EXERCISE DETAILS: Give only the number of lines in the data that include the string "Sommarmånaderna".

··· EXERCISE INPUTS

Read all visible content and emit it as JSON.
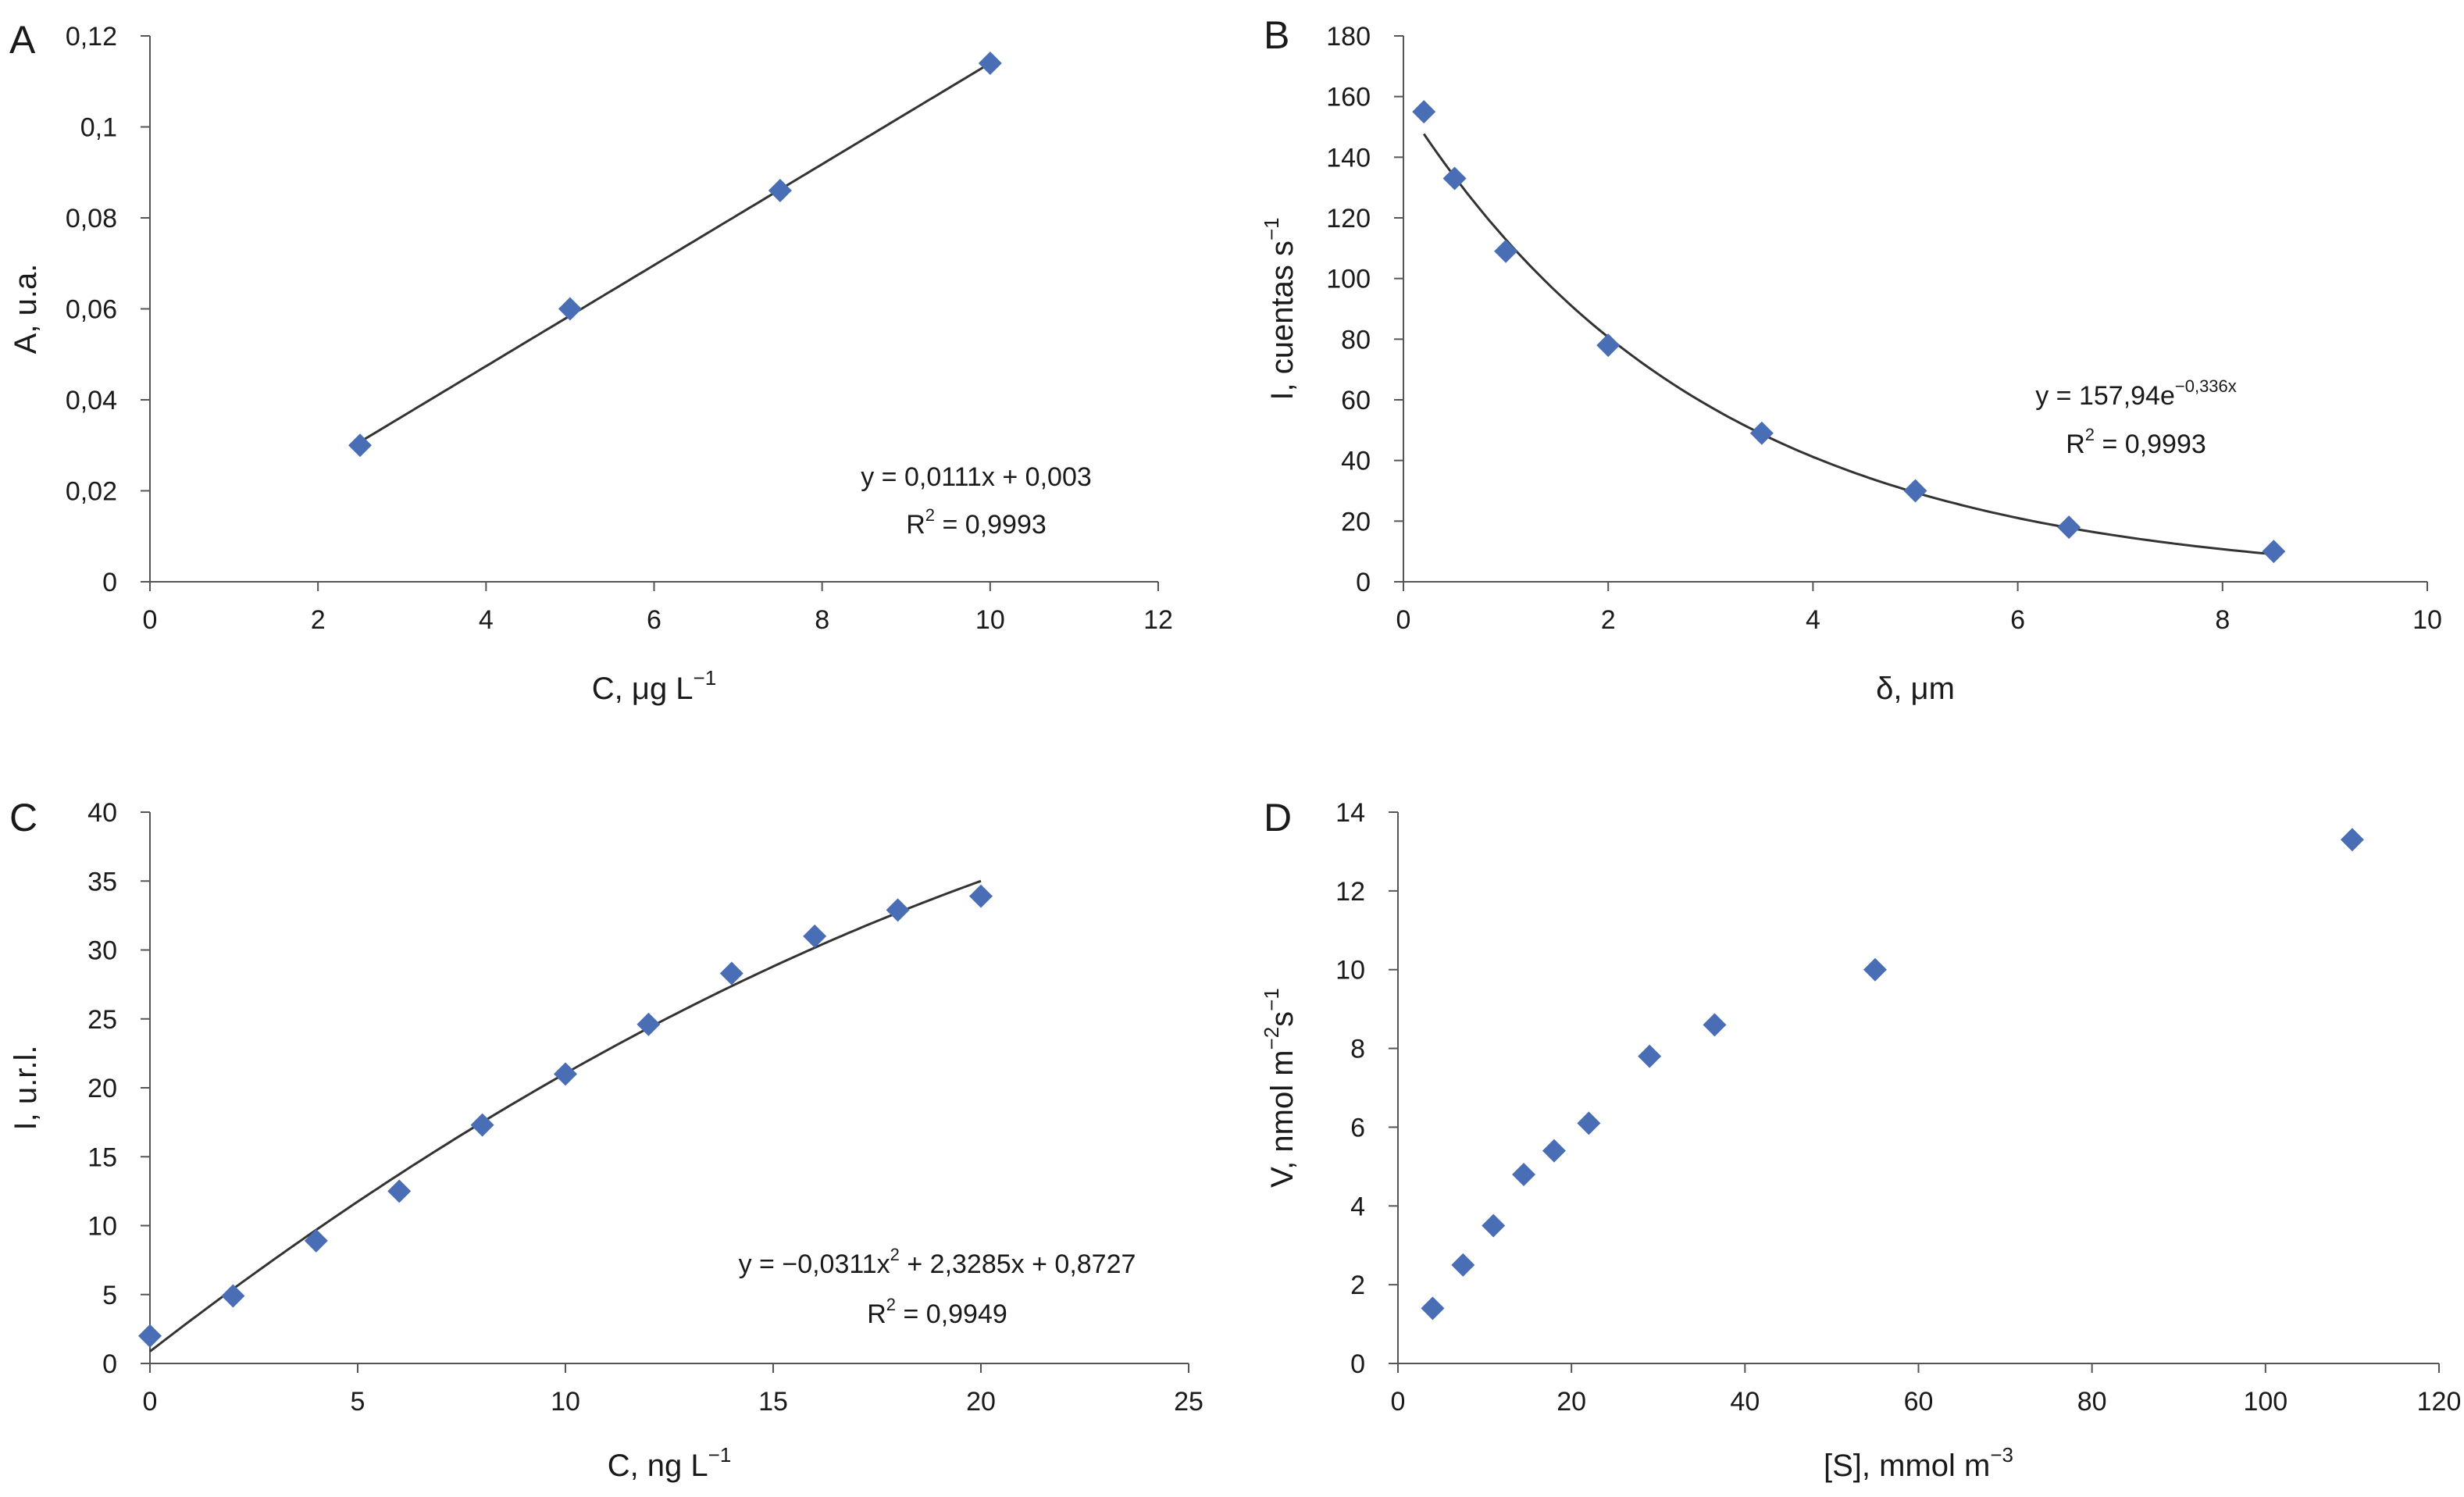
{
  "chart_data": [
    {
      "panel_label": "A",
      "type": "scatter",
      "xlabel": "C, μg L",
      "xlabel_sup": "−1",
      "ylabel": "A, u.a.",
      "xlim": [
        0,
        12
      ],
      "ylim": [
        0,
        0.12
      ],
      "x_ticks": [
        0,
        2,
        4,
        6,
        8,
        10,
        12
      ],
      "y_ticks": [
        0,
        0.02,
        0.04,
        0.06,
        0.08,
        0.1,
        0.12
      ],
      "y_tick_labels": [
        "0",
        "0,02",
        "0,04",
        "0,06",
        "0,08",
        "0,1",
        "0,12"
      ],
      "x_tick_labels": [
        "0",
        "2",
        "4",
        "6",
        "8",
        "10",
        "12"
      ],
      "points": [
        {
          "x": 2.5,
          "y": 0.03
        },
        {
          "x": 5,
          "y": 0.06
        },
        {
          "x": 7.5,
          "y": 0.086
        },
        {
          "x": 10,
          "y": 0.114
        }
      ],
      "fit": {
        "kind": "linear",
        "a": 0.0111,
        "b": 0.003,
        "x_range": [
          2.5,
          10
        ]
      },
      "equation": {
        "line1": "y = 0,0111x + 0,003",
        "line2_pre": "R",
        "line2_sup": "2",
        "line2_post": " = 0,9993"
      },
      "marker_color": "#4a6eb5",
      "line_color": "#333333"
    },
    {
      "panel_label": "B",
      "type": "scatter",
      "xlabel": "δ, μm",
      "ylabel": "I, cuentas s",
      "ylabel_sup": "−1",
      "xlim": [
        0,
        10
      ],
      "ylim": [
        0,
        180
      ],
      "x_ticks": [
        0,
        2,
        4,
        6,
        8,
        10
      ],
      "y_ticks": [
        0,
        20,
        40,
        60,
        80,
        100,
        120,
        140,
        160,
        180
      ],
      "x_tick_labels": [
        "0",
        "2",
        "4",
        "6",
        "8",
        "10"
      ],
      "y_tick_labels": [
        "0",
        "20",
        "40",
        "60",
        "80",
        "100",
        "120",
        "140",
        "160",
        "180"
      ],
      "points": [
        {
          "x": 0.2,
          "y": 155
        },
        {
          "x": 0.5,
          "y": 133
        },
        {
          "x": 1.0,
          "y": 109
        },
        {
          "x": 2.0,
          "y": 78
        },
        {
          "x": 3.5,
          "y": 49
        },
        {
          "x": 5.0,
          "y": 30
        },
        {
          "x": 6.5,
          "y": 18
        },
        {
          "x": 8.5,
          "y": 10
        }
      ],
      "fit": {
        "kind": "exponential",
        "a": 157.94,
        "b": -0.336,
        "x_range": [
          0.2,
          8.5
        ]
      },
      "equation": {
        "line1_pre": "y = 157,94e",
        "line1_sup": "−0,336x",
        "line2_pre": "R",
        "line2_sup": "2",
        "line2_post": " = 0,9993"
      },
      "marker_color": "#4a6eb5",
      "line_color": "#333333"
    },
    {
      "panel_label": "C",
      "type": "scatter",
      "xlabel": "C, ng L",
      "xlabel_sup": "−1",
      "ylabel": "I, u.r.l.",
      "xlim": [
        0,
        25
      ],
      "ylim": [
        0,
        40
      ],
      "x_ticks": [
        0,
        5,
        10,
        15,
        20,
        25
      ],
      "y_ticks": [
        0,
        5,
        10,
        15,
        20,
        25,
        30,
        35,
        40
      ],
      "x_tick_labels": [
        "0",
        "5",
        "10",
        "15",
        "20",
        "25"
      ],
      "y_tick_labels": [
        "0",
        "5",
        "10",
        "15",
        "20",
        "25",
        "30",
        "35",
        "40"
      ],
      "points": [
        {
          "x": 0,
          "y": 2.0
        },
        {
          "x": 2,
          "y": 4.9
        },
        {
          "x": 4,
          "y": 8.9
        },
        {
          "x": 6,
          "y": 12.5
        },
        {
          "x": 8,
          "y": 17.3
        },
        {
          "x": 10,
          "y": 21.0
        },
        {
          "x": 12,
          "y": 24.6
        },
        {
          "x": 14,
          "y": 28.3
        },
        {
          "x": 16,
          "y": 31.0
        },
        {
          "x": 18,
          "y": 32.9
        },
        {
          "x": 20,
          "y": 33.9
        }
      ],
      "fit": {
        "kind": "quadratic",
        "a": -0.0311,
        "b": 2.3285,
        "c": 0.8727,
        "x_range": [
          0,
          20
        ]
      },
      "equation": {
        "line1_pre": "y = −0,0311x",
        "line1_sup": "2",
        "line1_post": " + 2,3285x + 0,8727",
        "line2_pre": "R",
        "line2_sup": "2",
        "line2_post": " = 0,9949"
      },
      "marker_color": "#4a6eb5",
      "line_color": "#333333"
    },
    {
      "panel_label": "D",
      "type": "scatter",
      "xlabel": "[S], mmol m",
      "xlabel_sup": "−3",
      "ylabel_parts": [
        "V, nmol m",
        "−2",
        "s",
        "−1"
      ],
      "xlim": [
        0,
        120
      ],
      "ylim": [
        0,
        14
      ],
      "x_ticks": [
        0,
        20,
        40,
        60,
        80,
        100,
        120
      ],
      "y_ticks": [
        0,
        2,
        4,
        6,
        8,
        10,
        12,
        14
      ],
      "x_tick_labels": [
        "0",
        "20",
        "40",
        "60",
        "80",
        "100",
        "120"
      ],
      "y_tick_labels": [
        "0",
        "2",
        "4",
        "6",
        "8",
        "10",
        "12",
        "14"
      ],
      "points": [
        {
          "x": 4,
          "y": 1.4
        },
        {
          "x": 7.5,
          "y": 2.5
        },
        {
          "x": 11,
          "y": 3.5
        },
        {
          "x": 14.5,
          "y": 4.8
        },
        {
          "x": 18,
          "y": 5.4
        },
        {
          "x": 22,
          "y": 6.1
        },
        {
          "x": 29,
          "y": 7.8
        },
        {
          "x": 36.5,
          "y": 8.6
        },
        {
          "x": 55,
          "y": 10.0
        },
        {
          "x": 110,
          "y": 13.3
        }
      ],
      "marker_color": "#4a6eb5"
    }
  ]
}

······
··· EXERCISE INPUTS

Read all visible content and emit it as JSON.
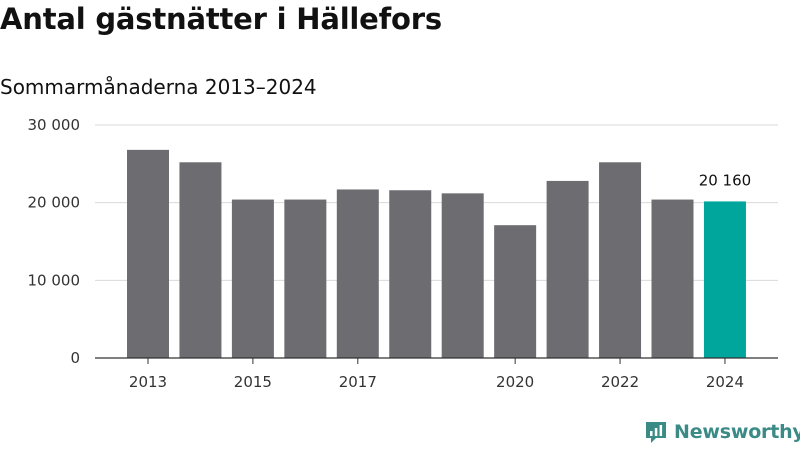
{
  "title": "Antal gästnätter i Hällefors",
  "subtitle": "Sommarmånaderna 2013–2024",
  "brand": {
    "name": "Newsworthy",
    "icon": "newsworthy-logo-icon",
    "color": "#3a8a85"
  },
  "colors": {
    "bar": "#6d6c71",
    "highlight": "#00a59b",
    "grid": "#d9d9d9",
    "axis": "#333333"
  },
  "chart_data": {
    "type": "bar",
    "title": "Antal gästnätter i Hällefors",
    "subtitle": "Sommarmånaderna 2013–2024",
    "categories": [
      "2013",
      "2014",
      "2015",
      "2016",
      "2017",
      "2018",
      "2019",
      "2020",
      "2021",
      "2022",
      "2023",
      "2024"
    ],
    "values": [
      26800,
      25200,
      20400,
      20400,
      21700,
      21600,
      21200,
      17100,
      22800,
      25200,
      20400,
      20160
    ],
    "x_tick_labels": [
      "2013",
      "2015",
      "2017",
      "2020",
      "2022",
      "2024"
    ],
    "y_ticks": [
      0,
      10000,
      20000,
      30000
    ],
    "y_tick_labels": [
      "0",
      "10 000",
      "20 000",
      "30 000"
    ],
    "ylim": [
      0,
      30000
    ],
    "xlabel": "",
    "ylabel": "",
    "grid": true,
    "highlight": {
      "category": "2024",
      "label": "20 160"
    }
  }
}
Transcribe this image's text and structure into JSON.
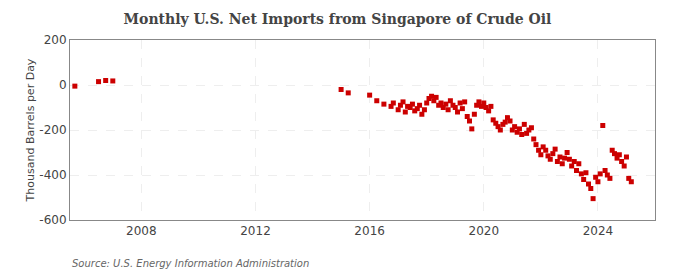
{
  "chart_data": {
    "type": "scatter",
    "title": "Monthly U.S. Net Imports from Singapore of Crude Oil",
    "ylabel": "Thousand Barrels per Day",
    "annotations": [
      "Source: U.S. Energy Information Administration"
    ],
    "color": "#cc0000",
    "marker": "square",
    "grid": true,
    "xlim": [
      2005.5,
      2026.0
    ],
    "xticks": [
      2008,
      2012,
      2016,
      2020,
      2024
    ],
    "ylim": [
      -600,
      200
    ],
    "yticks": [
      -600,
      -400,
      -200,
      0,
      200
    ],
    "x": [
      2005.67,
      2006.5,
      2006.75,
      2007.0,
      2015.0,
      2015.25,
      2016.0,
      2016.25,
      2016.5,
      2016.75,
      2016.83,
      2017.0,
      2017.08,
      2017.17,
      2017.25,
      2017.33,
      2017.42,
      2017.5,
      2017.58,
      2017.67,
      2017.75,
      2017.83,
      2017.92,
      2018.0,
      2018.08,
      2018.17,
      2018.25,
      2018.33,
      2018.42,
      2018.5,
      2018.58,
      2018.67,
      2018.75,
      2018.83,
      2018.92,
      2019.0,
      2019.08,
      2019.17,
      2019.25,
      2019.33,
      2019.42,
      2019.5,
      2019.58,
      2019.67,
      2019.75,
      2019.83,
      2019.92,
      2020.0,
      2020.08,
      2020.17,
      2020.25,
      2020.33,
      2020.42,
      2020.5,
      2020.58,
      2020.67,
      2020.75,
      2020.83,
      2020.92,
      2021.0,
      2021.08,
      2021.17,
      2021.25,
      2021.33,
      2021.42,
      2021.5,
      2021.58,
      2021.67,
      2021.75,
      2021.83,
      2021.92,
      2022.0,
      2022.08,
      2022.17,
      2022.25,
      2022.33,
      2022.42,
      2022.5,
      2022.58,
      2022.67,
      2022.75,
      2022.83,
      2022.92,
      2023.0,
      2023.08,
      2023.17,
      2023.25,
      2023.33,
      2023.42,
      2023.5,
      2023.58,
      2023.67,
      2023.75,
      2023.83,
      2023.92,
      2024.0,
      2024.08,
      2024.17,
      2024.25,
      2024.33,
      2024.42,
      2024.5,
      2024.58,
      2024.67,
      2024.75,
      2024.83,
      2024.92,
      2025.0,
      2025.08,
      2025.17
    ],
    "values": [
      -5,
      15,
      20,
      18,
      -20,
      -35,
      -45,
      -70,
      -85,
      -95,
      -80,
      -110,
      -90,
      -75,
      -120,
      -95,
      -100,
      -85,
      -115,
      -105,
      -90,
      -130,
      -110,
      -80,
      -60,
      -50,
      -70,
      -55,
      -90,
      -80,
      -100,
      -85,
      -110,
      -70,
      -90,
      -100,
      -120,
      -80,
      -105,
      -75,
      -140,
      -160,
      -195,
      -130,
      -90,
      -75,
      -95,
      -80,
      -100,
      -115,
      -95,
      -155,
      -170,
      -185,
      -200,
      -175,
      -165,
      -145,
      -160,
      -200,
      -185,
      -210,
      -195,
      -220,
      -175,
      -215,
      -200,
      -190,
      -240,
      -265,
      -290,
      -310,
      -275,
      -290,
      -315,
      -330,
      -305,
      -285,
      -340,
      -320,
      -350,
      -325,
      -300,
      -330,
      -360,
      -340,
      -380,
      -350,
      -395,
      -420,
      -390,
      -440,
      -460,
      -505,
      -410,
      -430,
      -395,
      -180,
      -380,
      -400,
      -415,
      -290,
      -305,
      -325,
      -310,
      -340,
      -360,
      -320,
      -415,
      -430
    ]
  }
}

······

RESULT OF THIS TASK: 2